▶ Exercise description
Return the entries below in their exact form, leaving the pictures out.

== Material for this exercise

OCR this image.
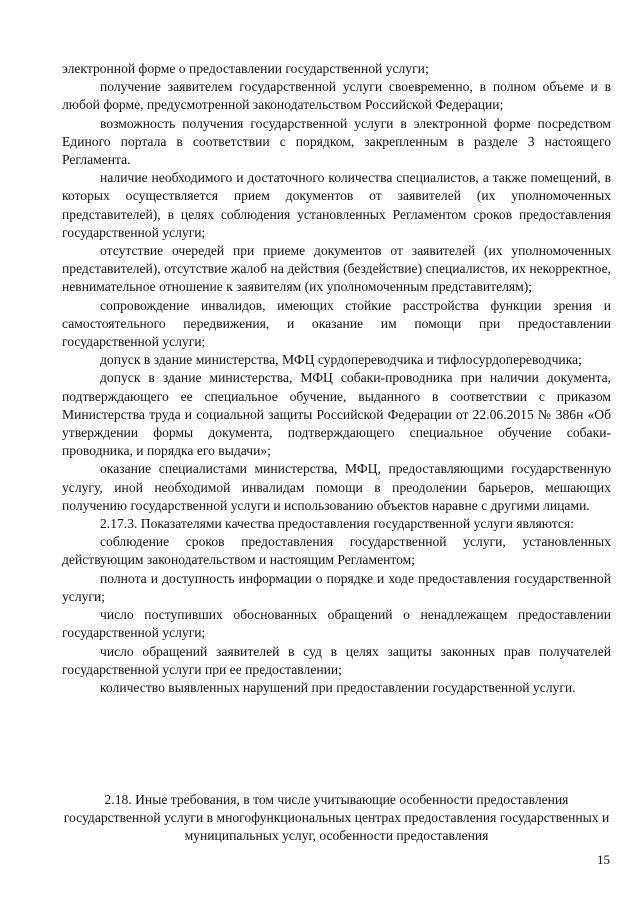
электронной форме о предоставлении государственной услуги;

получение заявителем государственной услуги своевременно, в полном объеме и в любой форме, предусмотренной законодательством Российской Федерации;

возможность получения государственной услуги в электронной форме посредством Единого портала в соответствии с порядком, закрепленным в разделе 3 настоящего Регламента.

наличие необходимого и достаточного количества специалистов, а также помещений, в которых осуществляется прием документов от заявителей (их уполномоченных представителей), в целях соблюдения установленных Регламентом сроков предоставления государственной услуги;

отсутствие очередей при приеме документов от заявителей (их уполномоченных представителей), отсутствие жалоб на действия (бездействие) специалистов, их некорректное, невнимательное отношение к заявителям (их уполномоченным представителям);

сопровождение инвалидов, имеющих стойкие расстройства функции зрения и самостоятельного передвижения, и оказание им помощи при предоставлении государственной услуги;

допуск в здание министерства, МФЦ сурдопереводчика и тифлосурдопереводчика;

допуск в здание министерства, МФЦ собаки-проводника при наличии документа, подтверждающего ее специальное обучение, выданного в соответствии с приказом Министерства труда и социальной защиты Российской Федерации от 22.06.2015 № 386н «Об утверждении формы документа, подтверждающего специальное обучение собаки-проводника, и порядка его выдачи»;

оказание специалистами министерства, МФЦ, предоставляющими государственную услугу, иной необходимой инвалидам помощи в преодолении барьеров, мешающих получению государственной услуги и использованию объектов наравне с другими лицами.

2.17.3. Показателями качества предоставления государственной услуги являются:

соблюдение сроков предоставления государственной услуги, установленных действующим законодательством и настоящим Регламентом;

полнота и доступность информации о порядке и ходе предоставления государственной услуги;

число поступивших обоснованных обращений о ненадлежащем предоставлении государственной услуги;

число обращений заявителей в суд в целях защиты законных прав получателей государственной услуги при ее предоставлении;

количество выявленных нарушений при предоставлении государственной услуги.

2.18. Иные требования, в том числе учитывающие особенности предоставления государственной услуги в многофункциональных центрах предоставления государственных и муниципальных услуг, особенности предоставления
15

====

▶ Task answer
OCR this image.
электронной форме о предоставлении государственной услуги;

получение заявителем государственной услуги своевременно, в полном объеме и в любой форме, предусмотренной законодательством Российской Федерации;

возможность получения государственной услуги в электронной форме посредством Единого портала в соответствии с порядком, закрепленным в разделе 3 настоящего Регламента.

наличие необходимого и достаточного количества специалистов, а также помещений, в которых осуществляется прием документов от заявителей (их уполномоченных представителей), в целях соблюдения установленных Регламентом сроков предоставления государственной услуги;

отсутствие очередей при приеме документов от заявителей (их уполномоченных представителей), отсутствие жалоб на действия (бездействие) специалистов, их некорректное, невнимательное отношение к заявителям (их уполномоченным представителям);

сопровождение инвалидов, имеющих стойкие расстройства функции зрения и самостоятельного передвижения, и оказание им помощи при предоставлении государственной услуги;

допуск в здание министерства, МФЦ сурдопереводчика и тифлосурдопереводчика;

допуск в здание министерства, МФЦ собаки-проводника при наличии документа, подтверждающего ее специальное обучение, выданного в соответствии с приказом Министерства труда и социальной защиты Российской Федерации от 22.06.2015 № 386н «Об утверждении формы документа, подтверждающего специальное обучение собаки-проводника, и порядка его выдачи»;

оказание специалистами министерства, МФЦ, предоставляющими государственную услугу, иной необходимой инвалидам помощи в преодолении барьеров, мешающих получению государственной услуги и использованию объектов наравне с другими лицами.

2.17.3. Показателями качества предоставления государственной услуги являются:

соблюдение сроков предоставления государственной услуги, установленных действующим законодательством и настоящим Регламентом;

полнота и доступность информации о порядке и ходе предоставления государственной услуги;

число поступивших обоснованных обращений о ненадлежащем предоставлении государственной услуги;

число обращений заявителей в суд в целях защиты законных прав получателей государственной услуги при ее предоставлении;

количество выявленных нарушений при предоставлении государственной услуги.

2.18. Иные требования, в том числе учитывающие особенности предоставления государственной услуги в многофункциональных центрах предоставления государственных и муниципальных услуг, особенности предоставления
15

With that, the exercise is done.